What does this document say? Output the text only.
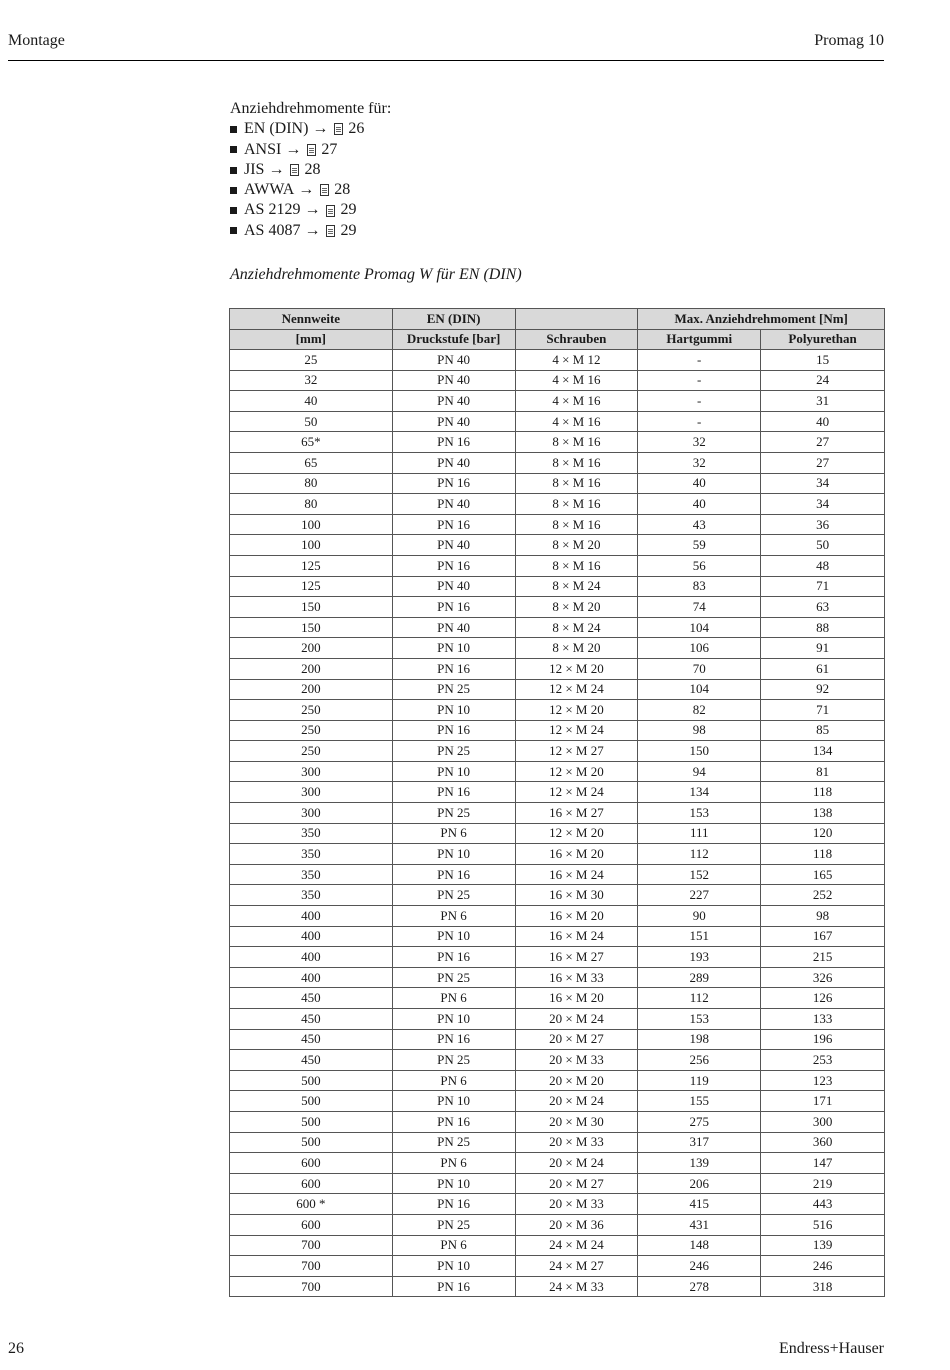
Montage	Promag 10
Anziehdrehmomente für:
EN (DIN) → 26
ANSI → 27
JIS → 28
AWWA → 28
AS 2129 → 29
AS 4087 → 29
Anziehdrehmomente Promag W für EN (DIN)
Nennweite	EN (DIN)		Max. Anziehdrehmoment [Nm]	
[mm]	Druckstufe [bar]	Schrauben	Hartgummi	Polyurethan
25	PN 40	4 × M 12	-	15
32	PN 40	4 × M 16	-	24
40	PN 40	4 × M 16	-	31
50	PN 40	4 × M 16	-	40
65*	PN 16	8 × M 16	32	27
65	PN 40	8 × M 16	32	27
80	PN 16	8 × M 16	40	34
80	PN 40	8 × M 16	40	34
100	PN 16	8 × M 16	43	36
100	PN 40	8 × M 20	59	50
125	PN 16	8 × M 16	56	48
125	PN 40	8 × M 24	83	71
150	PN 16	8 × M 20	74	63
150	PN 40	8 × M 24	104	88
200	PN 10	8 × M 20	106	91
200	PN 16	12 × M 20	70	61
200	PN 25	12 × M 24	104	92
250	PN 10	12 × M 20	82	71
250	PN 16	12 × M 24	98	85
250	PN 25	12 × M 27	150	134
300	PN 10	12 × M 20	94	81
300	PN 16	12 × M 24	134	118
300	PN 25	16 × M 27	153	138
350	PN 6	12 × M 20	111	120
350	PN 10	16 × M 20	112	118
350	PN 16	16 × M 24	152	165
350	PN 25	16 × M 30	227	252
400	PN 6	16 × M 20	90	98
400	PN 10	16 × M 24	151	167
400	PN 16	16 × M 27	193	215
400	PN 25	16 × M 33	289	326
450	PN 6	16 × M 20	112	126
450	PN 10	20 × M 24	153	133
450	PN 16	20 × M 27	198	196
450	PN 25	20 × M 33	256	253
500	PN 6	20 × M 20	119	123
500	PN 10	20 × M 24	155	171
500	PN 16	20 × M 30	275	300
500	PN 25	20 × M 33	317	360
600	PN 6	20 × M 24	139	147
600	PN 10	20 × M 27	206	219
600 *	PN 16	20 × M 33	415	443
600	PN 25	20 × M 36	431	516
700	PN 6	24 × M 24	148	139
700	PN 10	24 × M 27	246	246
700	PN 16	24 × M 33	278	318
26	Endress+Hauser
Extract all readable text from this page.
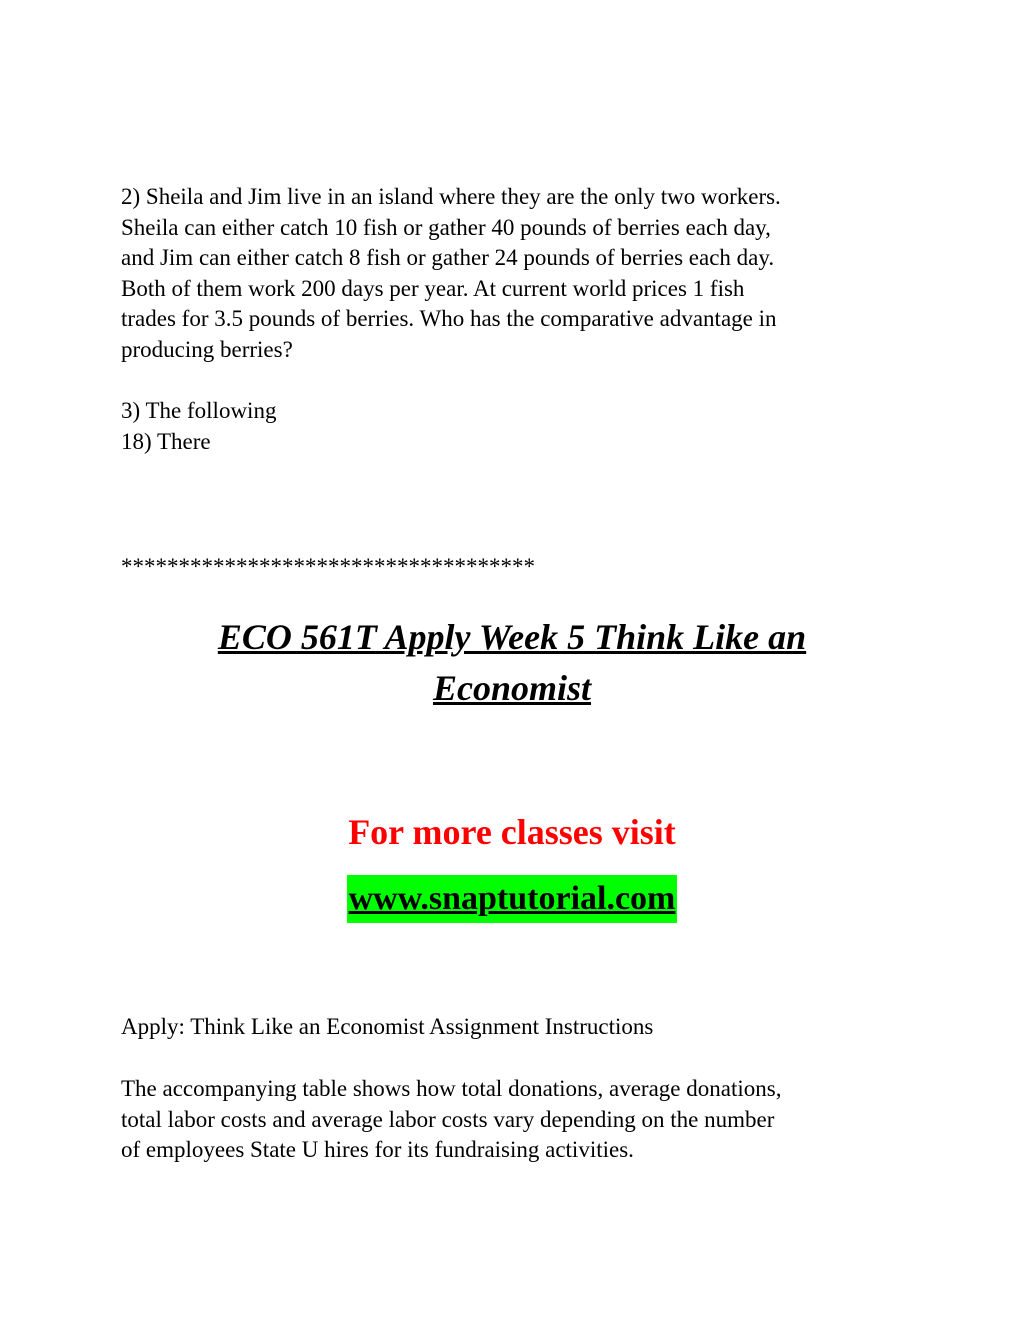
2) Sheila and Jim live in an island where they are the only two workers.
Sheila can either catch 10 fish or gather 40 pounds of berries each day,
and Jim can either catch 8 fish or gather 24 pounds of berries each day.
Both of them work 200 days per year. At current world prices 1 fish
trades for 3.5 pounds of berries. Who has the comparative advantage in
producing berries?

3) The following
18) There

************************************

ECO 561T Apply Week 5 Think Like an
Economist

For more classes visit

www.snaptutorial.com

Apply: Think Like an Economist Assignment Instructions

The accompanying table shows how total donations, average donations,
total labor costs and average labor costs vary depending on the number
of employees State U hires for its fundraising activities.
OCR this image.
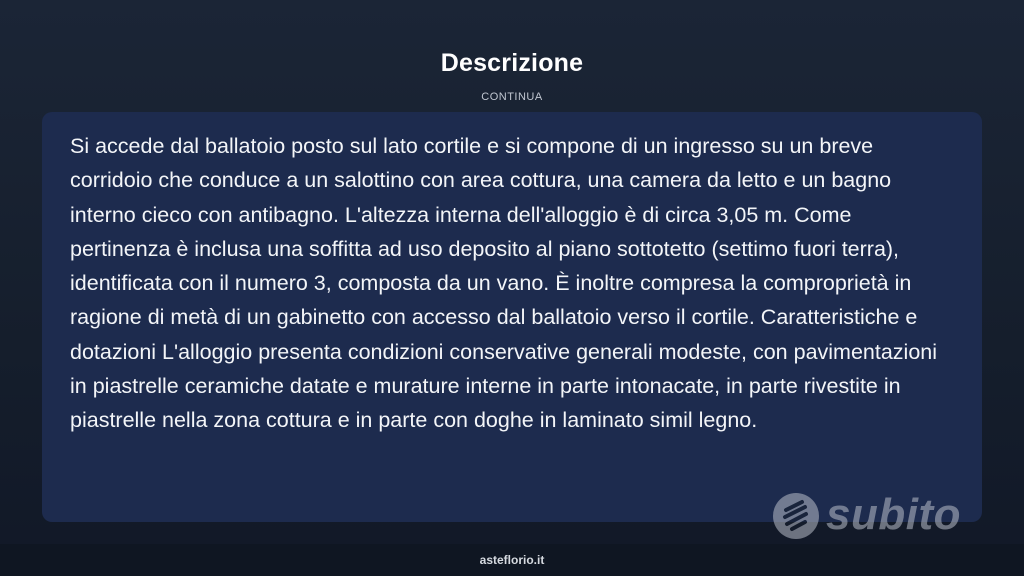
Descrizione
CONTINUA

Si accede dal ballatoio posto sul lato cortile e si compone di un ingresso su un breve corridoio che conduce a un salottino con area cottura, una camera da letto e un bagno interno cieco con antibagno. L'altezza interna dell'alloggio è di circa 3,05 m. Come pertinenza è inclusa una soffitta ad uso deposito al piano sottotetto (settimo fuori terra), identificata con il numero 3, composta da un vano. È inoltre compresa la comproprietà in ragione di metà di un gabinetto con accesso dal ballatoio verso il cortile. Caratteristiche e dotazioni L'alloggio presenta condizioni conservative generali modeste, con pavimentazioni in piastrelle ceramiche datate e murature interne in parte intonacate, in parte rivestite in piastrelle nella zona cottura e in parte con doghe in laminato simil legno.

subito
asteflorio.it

_____

§ **What is asked**
Repeat the data exactly, dropping every picture it holds.

§ **Exercise result**
What does this document say? Output the text only.
Montage	Promag 10
Anziehdrehmomente für:
EN (DIN) → 26
ANSI → 27
JIS → 28
AWWA → 28
AS 2129 → 29
AS 4087 → 29
Anziehdrehmomente Promag W für EN (DIN)
Nennweite	EN (DIN)		Max. Anziehdrehmoment [Nm]	
[mm]	Druckstufe [bar]	Schrauben	Hartgummi	Polyurethan
25	PN 40	4 × M 12	-	15
32	PN 40	4 × M 16	-	24
40	PN 40	4 × M 16	-	31
50	PN 40	4 × M 16	-	40
65*	PN 16	8 × M 16	32	27
65	PN 40	8 × M 16	32	27
80	PN 16	8 × M 16	40	34
80	PN 40	8 × M 16	40	34
100	PN 16	8 × M 16	43	36
100	PN 40	8 × M 20	59	50
125	PN 16	8 × M 16	56	48
125	PN 40	8 × M 24	83	71
150	PN 16	8 × M 20	74	63
150	PN 40	8 × M 24	104	88
200	PN 10	8 × M 20	106	91
200	PN 16	12 × M 20	70	61
200	PN 25	12 × M 24	104	92
250	PN 10	12 × M 20	82	71
250	PN 16	12 × M 24	98	85
250	PN 25	12 × M 27	150	134
300	PN 10	12 × M 20	94	81
300	PN 16	12 × M 24	134	118
300	PN 25	16 × M 27	153	138
350	PN 6	12 × M 20	111	120
350	PN 10	16 × M 20	112	118
350	PN 16	16 × M 24	152	165
350	PN 25	16 × M 30	227	252
400	PN 6	16 × M 20	90	98
400	PN 10	16 × M 24	151	167
400	PN 16	16 × M 27	193	215
400	PN 25	16 × M 33	289	326
450	PN 6	16 × M 20	112	126
450	PN 10	20 × M 24	153	133
450	PN 16	20 × M 27	198	196
450	PN 25	20 × M 33	256	253
500	PN 6	20 × M 20	119	123
500	PN 10	20 × M 24	155	171
500	PN 16	20 × M 30	275	300
500	PN 25	20 × M 33	317	360
600	PN 6	20 × M 24	139	147
600	PN 10	20 × M 27	206	219
600 *	PN 16	20 × M 33	415	443
600	PN 25	20 × M 36	431	516
700	PN 6	24 × M 24	148	139
700	PN 10	24 × M 27	246	246
700	PN 16	24 × M 33	278	318
26	Endress+Hauser
Extract all readable text from this page.
2) Sheila and Jim live in an island where they are the only two workers.
Sheila can either catch 10 fish or gather 40 pounds of berries each day,
and Jim can either catch 8 fish or gather 24 pounds of berries each day.
Both of them work 200 days per year. At current world prices 1 fish
trades for 3.5 pounds of berries. Who has the comparative advantage in
producing berries?

3) The following
18) There

************************************

ECO 561T Apply Week 5 Think Like an
Economist

For more classes visit

www.snaptutorial.com

Apply: Think Like an Economist Assignment Instructions

The accompanying table shows how total donations, average donations,
total labor costs and average labor costs vary depending on the number
of employees State U hires for its fundraising activities.
OCR this image.
Descrizione
CONTINUA

Si accede dal ballatoio posto sul lato cortile e si compone di un ingresso su un breve corridoio che conduce a un salottino con area cottura, una camera da letto e un bagno interno cieco con antibagno. L'altezza interna dell'alloggio è di circa 3,05 m. Come pertinenza è inclusa una soffitta ad uso deposito al piano sottotetto (settimo fuori terra), identificata con il numero 3, composta da un vano. È inoltre compresa la comproprietà in ragione di metà di un gabinetto con accesso dal ballatoio verso il cortile. Caratteristiche e dotazioni L'alloggio presenta condizioni conservative generali modeste, con pavimentazioni in piastrelle ceramiche datate e murature interne in parte intonacate, in parte rivestite in piastrelle nella zona cottura e in parte con doghe in laminato simil legno.

subito
asteflorio.it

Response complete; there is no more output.